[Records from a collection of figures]
# # # # #

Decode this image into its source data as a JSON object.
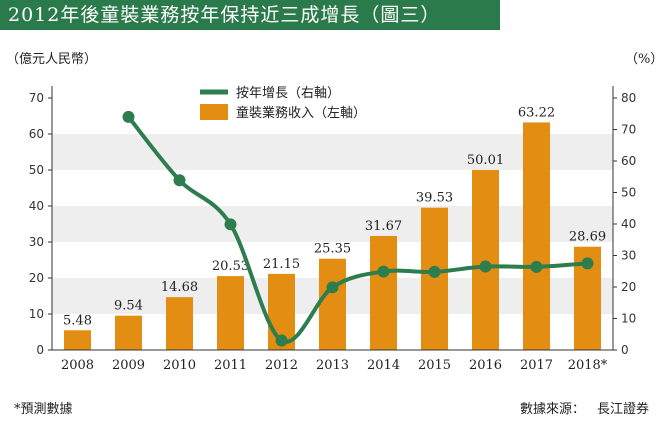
{
  "title": "2012年後童裝業務按年保持近三成增長（圖三）",
  "left_unit": "（億元人民幣）",
  "right_unit": "（%）",
  "footnote": "*預測數據",
  "source_label": "數據來源：",
  "source_name": "長江證券",
  "colors": {
    "title_bg": "#2b7a4b",
    "bar": "#e38d12",
    "line": "#2e7d4e",
    "band": "#eeeeee"
  },
  "chart_data": {
    "type": "bar+line",
    "categories": [
      "2008",
      "2009",
      "2010",
      "2011",
      "2012",
      "2013",
      "2014",
      "2015",
      "2016",
      "2017",
      "2018*"
    ],
    "series": [
      {
        "name": "童裝業務收入（左軸）",
        "type": "bar",
        "axis": "left",
        "values": [
          5.48,
          9.54,
          14.68,
          20.53,
          21.15,
          25.35,
          31.67,
          39.53,
          50.01,
          63.22,
          28.69
        ],
        "labels": [
          "5.48",
          "9.54",
          "14.68",
          "20.53",
          "21.15",
          "25.35",
          "31.67",
          "39.53",
          "50.01",
          "63.22",
          "28.69"
        ]
      },
      {
        "name": "按年增長（右軸）",
        "type": "line",
        "axis": "right",
        "values": [
          null,
          74,
          53.9,
          39.9,
          3,
          19.9,
          24.9,
          24.8,
          26.5,
          26.4,
          27.5
        ]
      }
    ],
    "left_axis": {
      "min": 0,
      "max": 70,
      "ticks": [
        "0",
        "10",
        "20",
        "30",
        "40",
        "50",
        "60",
        "70"
      ]
    },
    "right_axis": {
      "min": 0,
      "max": 80,
      "ticks": [
        "0",
        "10",
        "20",
        "30",
        "40",
        "50",
        "60",
        "70",
        "80"
      ]
    },
    "legend": [
      "按年增長（右軸）",
      "童裝業務收入（左軸）"
    ],
    "legend_position": "top-left"
  }
}
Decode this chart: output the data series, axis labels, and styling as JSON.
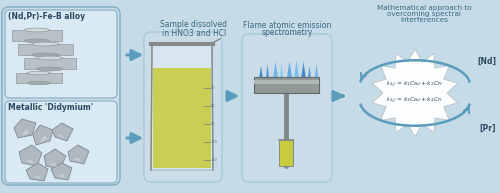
{
  "bg_color": "#c5dce8",
  "box1_label": "(Nd,Pr)-Fe-B alloy",
  "box2_label": "Metallic 'Didymium'",
  "step1_label_1": "Sample dissolved",
  "step1_label_2": "in HNO3 and HCl",
  "step2_label_1": "Flame atomic emission",
  "step2_label_2": "spectrometry",
  "step3_label_1": "Mathematical approach to",
  "step3_label_2": "overcoming spectral",
  "step3_label_3": "interferences",
  "nd_label": "[Nd]",
  "pr_label": "[Pr]",
  "arrow_color": "#5b9cbd",
  "box_border": "#7aafc0",
  "label_color": "#3c6880",
  "dark_label": "#2c4860",
  "starburst_fill": "#ffffff",
  "rod_face": "#b8c0c8",
  "rod_light": "#d0d8e0",
  "rod_dark": "#a0a8b0",
  "chunk_face": "#b0b8c0",
  "chunk_light": "#d0d8e0",
  "liquid_color": "#c8cc40",
  "flame_colors": [
    "#3080c0",
    "#4090d0",
    "#60b0e8",
    "#80c8f0",
    "#50a0e0",
    "#70bcec"
  ],
  "plate_color": "#909898",
  "vial_color": "#c8cc40"
}
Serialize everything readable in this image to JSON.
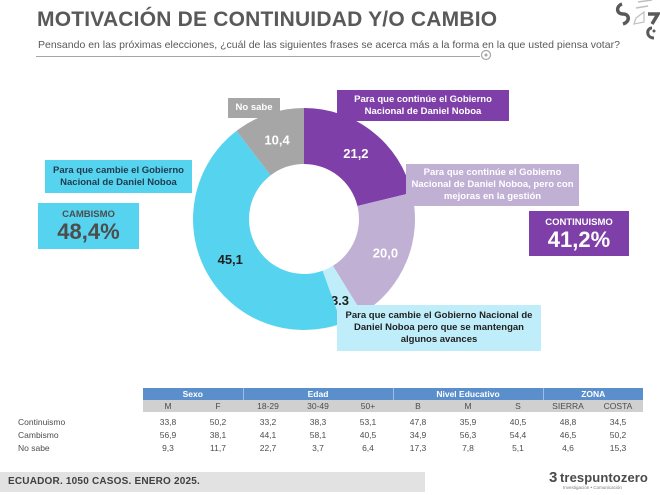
{
  "header": {
    "title": "MOTIVACIÓN DE CONTINUIDAD Y/O CAMBIO",
    "subtitle": "Pensando en las próximas elecciones, ¿cuál de las siguientes frases se acerca más a la forma en la que usted piensa votar?",
    "logo_icon": "tres-puntos-zero-emblem-icon"
  },
  "labels": {
    "no_sabe": "No sabe",
    "continue": "Para que continúe el Gobierno Nacional de Daniel Noboa",
    "continue_improve": "Para que continúe el Gobierno Nacional de Daniel Noboa, pero con mejoras en la gestión",
    "change": "Para que cambie el Gobierno Nacional de Daniel Noboa",
    "change_keep": "Para que cambie el Gobierno Nacional de Daniel Noboa pero que se mantengan algunos avances"
  },
  "summaries": {
    "cambismo": {
      "title": "CAMBISMO",
      "value": "48,4%"
    },
    "continuismo": {
      "title": "CONTINUISMO",
      "value": "41,2%"
    }
  },
  "chart_data": {
    "type": "pie",
    "subtype": "donut",
    "title": "MOTIVACIÓN DE CONTINUIDAD Y/O CAMBIO",
    "start": "top",
    "direction": "clockwise",
    "slices": [
      {
        "key": "continue",
        "label": "Para que continúe el Gobierno Nacional de Daniel Noboa",
        "value": 21.2,
        "display": "21,2",
        "color": "#7f3fa8",
        "text_color": "#ffffff"
      },
      {
        "key": "continue_improve",
        "label": "Para que continúe el Gobierno Nacional de Daniel Noboa, pero con mejoras en la gestión",
        "value": 20.0,
        "display": "20,0",
        "color": "#c0b1d4",
        "text_color": "#ffffff"
      },
      {
        "key": "change_keep",
        "label": "Para que cambie el Gobierno Nacional de Daniel Noboa pero que se mantengan algunos avances",
        "value": 3.3,
        "display": "3,3",
        "color": "#bfeefa",
        "text_color": "#1f1f1f"
      },
      {
        "key": "change",
        "label": "Para que cambie el Gobierno Nacional de Daniel Noboa",
        "value": 45.1,
        "display": "45,1",
        "color": "#56d3ef",
        "text_color": "#1f1f1f"
      },
      {
        "key": "no_sabe",
        "label": "No sabe",
        "value": 10.4,
        "display": "10,4",
        "color": "#a6a6a6",
        "text_color": "#ffffff"
      }
    ],
    "groups": [
      {
        "name": "CAMBISMO",
        "value": 48.4
      },
      {
        "name": "CONTINUISMO",
        "value": 41.2
      }
    ]
  },
  "table": {
    "groups": [
      {
        "label": "Sexo",
        "span": 2
      },
      {
        "label": "Edad",
        "span": 3
      },
      {
        "label": "Nivel Educativo",
        "span": 3
      },
      {
        "label": "ZONA",
        "span": 2
      }
    ],
    "columns": [
      "M",
      "F",
      "18-29",
      "30-49",
      "50+",
      "B",
      "M",
      "S",
      "SIERRA",
      "COSTA"
    ],
    "rows": [
      {
        "label": "Continuismo",
        "values": [
          "33,8",
          "50,2",
          "33,2",
          "38,3",
          "53,1",
          "47,8",
          "35,9",
          "40,5",
          "48,8",
          "34,5"
        ]
      },
      {
        "label": "Cambismo",
        "values": [
          "56,9",
          "38,1",
          "44,1",
          "58,1",
          "40,5",
          "34,9",
          "56,3",
          "54,4",
          "46,5",
          "50,2"
        ]
      },
      {
        "label": "No sabe",
        "values": [
          "9,3",
          "11,7",
          "22,7",
          "3,7",
          "6,4",
          "17,3",
          "7,8",
          "5,1",
          "4,6",
          "15,3"
        ]
      }
    ],
    "header_color": "#5b8fcb",
    "subheader_color": "#d0d0d0"
  },
  "footer": {
    "note": "ECUADOR. 1050 CASOS. ENERO 2025.",
    "brand_mark": "3",
    "brand_name": "trespuntozero",
    "brand_tagline": "Investigación • Comunicación"
  }
}
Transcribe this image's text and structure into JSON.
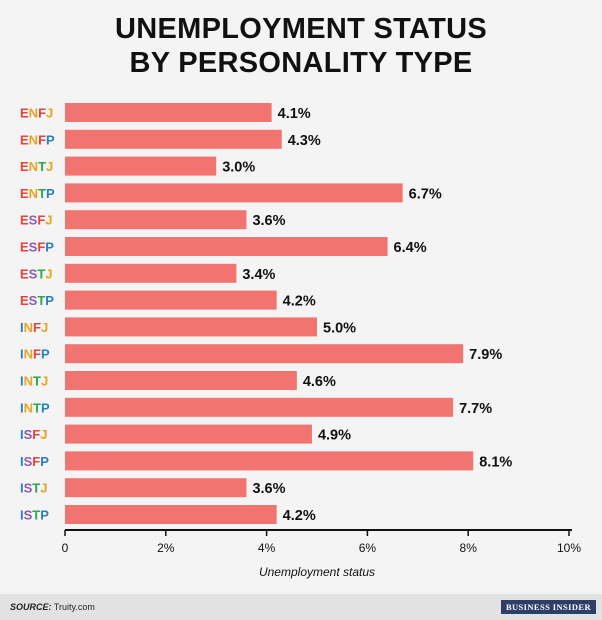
{
  "title_line1": "UNEMPLOYMENT STATUS",
  "title_line2": "BY PERSONALITY TYPE",
  "footer": {
    "source_label": "SOURCE:",
    "source_value": "Truity.com",
    "brand": "BUSINESS INSIDER"
  },
  "colors": {
    "bar": "#f27470",
    "E": "#e8423a",
    "I": "#2a7fc1",
    "N": "#e8a41f",
    "S": "#8d5bb2",
    "T": "#2aa84a",
    "F": "#e8423a",
    "J": "#e8a41f",
    "P": "#2a7fc1"
  },
  "chart_data": {
    "type": "bar",
    "orientation": "horizontal",
    "title": "UNEMPLOYMENT STATUS BY PERSONALITY TYPE",
    "xlabel": "Unemployment status",
    "ylabel": "",
    "xlim": [
      0,
      10
    ],
    "x_ticks": [
      "0",
      "2%",
      "4%",
      "6%",
      "8%",
      "10%"
    ],
    "categories": [
      "ENFJ",
      "ENFP",
      "ENTJ",
      "ENTP",
      "ESFJ",
      "ESFP",
      "ESTJ",
      "ESTP",
      "INFJ",
      "INFP",
      "INTJ",
      "INTP",
      "ISFJ",
      "ISFP",
      "ISTJ",
      "ISTP"
    ],
    "values": [
      4.1,
      4.3,
      3.0,
      6.7,
      3.6,
      6.4,
      3.4,
      4.2,
      5.0,
      7.9,
      4.6,
      7.7,
      4.9,
      8.1,
      3.6,
      4.2
    ],
    "value_labels": [
      "4.1%",
      "4.3%",
      "3.0%",
      "6.7%",
      "3.6%",
      "6.4%",
      "3.4%",
      "4.2%",
      "5.0%",
      "7.9%",
      "4.6%",
      "7.7%",
      "4.9%",
      "8.1%",
      "3.6%",
      "4.2%"
    ]
  }
}
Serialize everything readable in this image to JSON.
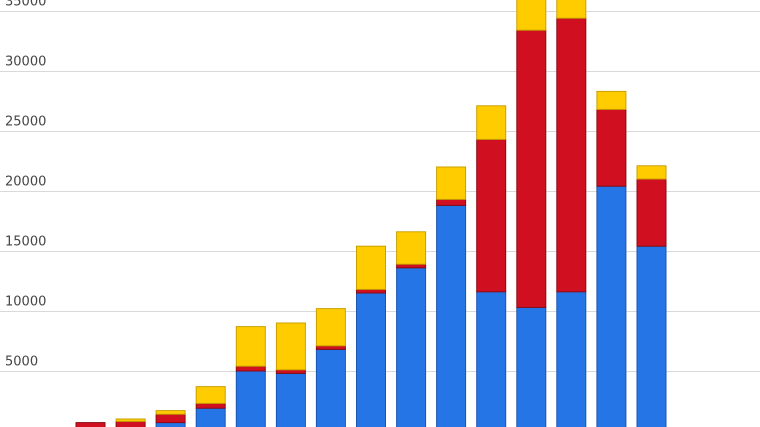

# # # # #

[Goal]
Copy only this, please: the line with "Transcribe this image's" and every line after it through the end of the data, with no pictures.

[Result of this exercise]
Transcribe this image's text and structure into JSON.
{
  "title_line1": "UNEMPLOYMENT STATUS",
  "title_line2": "BY PERSONALITY TYPE",
  "footer": {
    "source_label": "SOURCE:",
    "source_value": "Truity.com",
    "brand": "BUSINESS INSIDER"
  },
  "colors": {
    "bar": "#f27470",
    "E": "#e8423a",
    "I": "#2a7fc1",
    "N": "#e8a41f",
    "S": "#8d5bb2",
    "T": "#2aa84a",
    "F": "#e8423a",
    "J": "#e8a41f",
    "P": "#2a7fc1"
  },
  "chart_data": {
    "type": "bar",
    "orientation": "horizontal",
    "title": "UNEMPLOYMENT STATUS BY PERSONALITY TYPE",
    "xlabel": "Unemployment status",
    "ylabel": "",
    "xlim": [
      0,
      10
    ],
    "x_ticks": [
      "0",
      "2%",
      "4%",
      "6%",
      "8%",
      "10%"
    ],
    "categories": [
      "ENFJ",
      "ENFP",
      "ENTJ",
      "ENTP",
      "ESFJ",
      "ESFP",
      "ESTJ",
      "ESTP",
      "INFJ",
      "INFP",
      "INTJ",
      "INTP",
      "ISFJ",
      "ISFP",
      "ISTJ",
      "ISTP"
    ],
    "values": [
      4.1,
      4.3,
      3.0,
      6.7,
      3.6,
      6.4,
      3.4,
      4.2,
      5.0,
      7.9,
      4.6,
      7.7,
      4.9,
      8.1,
      3.6,
      4.2
    ],
    "value_labels": [
      "4.1%",
      "4.3%",
      "3.0%",
      "6.7%",
      "3.6%",
      "6.4%",
      "3.4%",
      "4.2%",
      "5.0%",
      "7.9%",
      "4.6%",
      "7.7%",
      "4.9%",
      "8.1%",
      "3.6%",
      "4.2%"
    ]
  }
}
Serialize everything readable in this image to JSON.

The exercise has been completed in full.